**Prompt**.
Answer these questions from the episode review:
(a) Who directed "Uncaged"?
(b) Which old enemy of Sam returns in the episode?
(c) Whose journey to find her independence did the reviewer enjoy?

**Passage provided**.
With “Uncaged,” NCIS: Los Angeles writer Frank Military (or as I like to call him, The Prince of Darkness), showed us what happens when he doesn’t get a chance to let that darkness loose for an entire season. Having written only a single light-hearted episode until now clearly has its consequences. Bottling up the darkness for so long can only lead to pain, and that’s exactly what we got big time in a tense episode that was beautifully directed by the very same Mr. Military. Beautifully directed, but tough to watch.
A Nemesis Returns
Let’s start with some easier topics, like the plot and the bad guy. The episode marked the return of Sam’s old enemy, Tahir Khaled. Khaled has never been one of my favorite villains. While I enjoyed the journey his sister Jada took to find her independence, I’ve always found the clashes between him and Sam a bit forced, a little over the top. I know we’ve all asked for recurring bad guys, but Khaled has always felt more cartoonish than actually menacing. In short, he’s no Sidarov.

Collected data entries:

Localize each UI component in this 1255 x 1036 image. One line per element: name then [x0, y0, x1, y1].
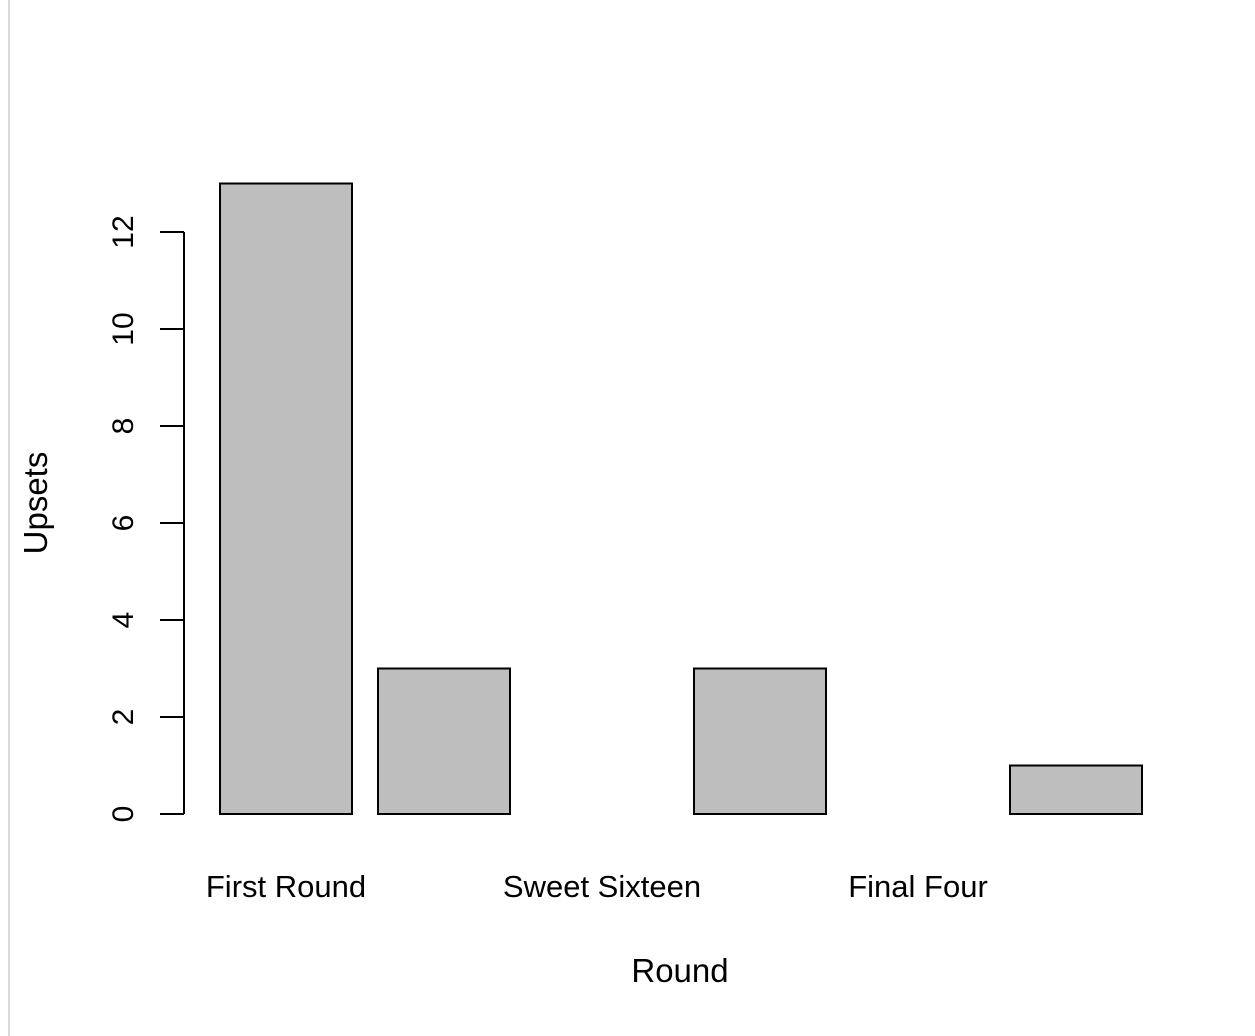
bar-2: [377, 667, 511, 815]
window-left-edge: [0, 0, 10, 1036]
y-axis: 0 2 4 6 8 10 12: [107, 215, 185, 823]
bar-6: [1009, 764, 1143, 815]
y-tick-label: 4: [107, 612, 140, 629]
bars-group: [219, 182, 1143, 815]
y-tick-label: 2: [107, 709, 140, 726]
y-tick-label: 6: [107, 515, 140, 532]
y-tick-label: 10: [107, 312, 140, 345]
y-axis-label: Upsets: [17, 452, 54, 555]
x-axis-label: Round: [631, 952, 728, 989]
x-tick-label: First Round: [206, 869, 366, 904]
x-tick-label: Sweet Sixteen: [503, 869, 701, 904]
y-tick-label: 8: [107, 418, 140, 435]
bar-1: [219, 182, 353, 815]
y-tick-label: 12: [107, 215, 140, 248]
y-tick-label: 0: [107, 806, 140, 823]
x-tick-labels: First Round Sweet Sixteen Final Four: [206, 869, 988, 904]
bar-4: [693, 667, 827, 815]
x-tick-label: Final Four: [848, 869, 988, 904]
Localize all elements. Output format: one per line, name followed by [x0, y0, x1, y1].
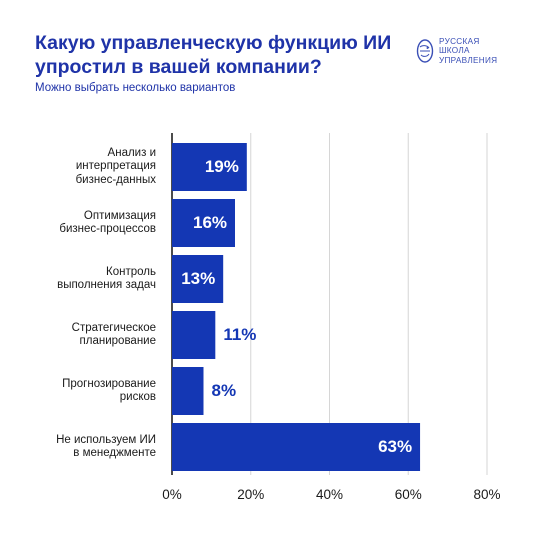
globe-head-icon: [416, 39, 434, 63]
value-label: 11%: [223, 325, 257, 344]
category-label: Анализ и интерпретация бизнес-данных: [75, 146, 156, 186]
bar: [172, 423, 421, 471]
x-tick-label: 0%: [162, 487, 182, 502]
value-label: 19%: [204, 157, 239, 176]
x-tick-label: 40%: [315, 487, 344, 502]
x-tick-label: 60%: [394, 487, 422, 502]
category-label: Не используем ИИ в менеджменте: [56, 433, 156, 460]
x-tick-label: 80%: [473, 487, 501, 502]
logo-text: РУССКАЯ ШКОЛА УПРАВЛЕНИЯ: [439, 36, 498, 65]
value-label: 63%: [378, 437, 413, 456]
bar: [172, 143, 247, 191]
category-label: Контроль выполнения задач: [57, 265, 156, 292]
logo: РУССКАЯ ШКОЛА УПРАВЛЕНИЯ: [416, 34, 516, 68]
value-label: 8%: [211, 381, 237, 400]
bar: [172, 311, 216, 359]
category-label: Прогнозирование рисков: [62, 377, 156, 404]
bar: [172, 255, 224, 303]
x-tick-label: 20%: [237, 487, 265, 502]
bar: [172, 199, 235, 247]
category-label: Стратегическое планирование: [71, 321, 156, 348]
value-label: 13%: [181, 269, 216, 288]
value-label: 16%: [193, 213, 228, 232]
bar: [172, 367, 204, 415]
category-label: Оптимизация бизнес-процессов: [59, 209, 156, 236]
page-title: Какую управленческую функцию ИИ упростил…: [35, 32, 392, 78]
page-subtitle: Можно выбрать несколько вариантов: [35, 82, 236, 94]
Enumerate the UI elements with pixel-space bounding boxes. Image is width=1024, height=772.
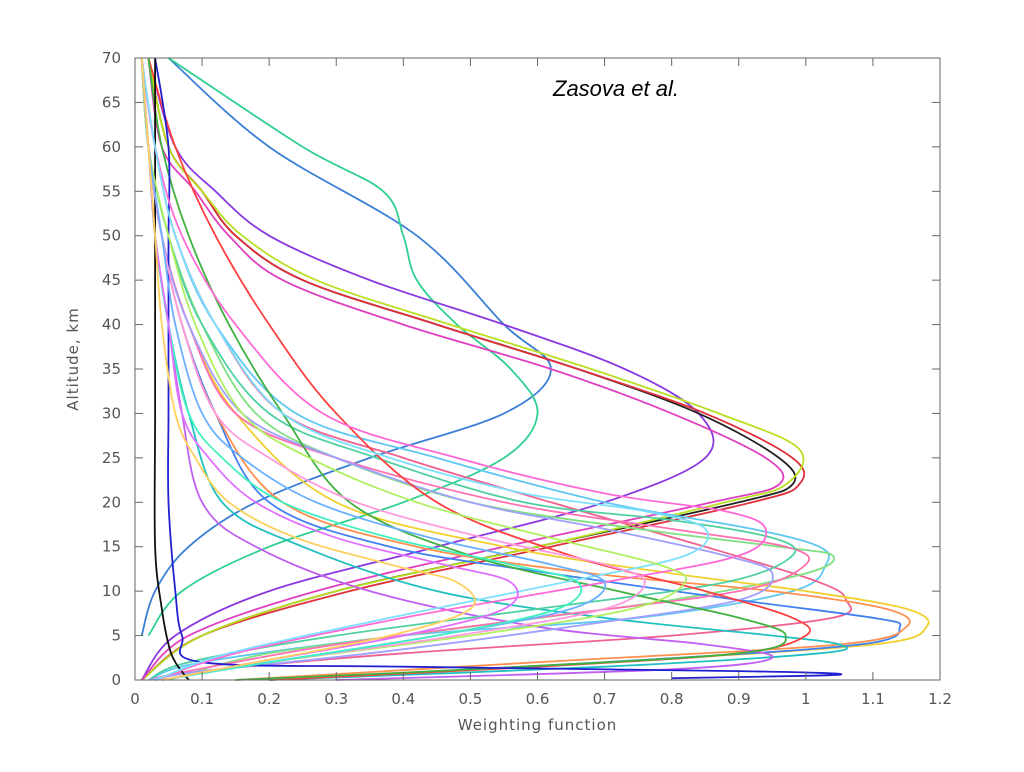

**Exercise output**.
(a) Frank Military
(b) Tahir Khaled
(c) Khaled's sister Jada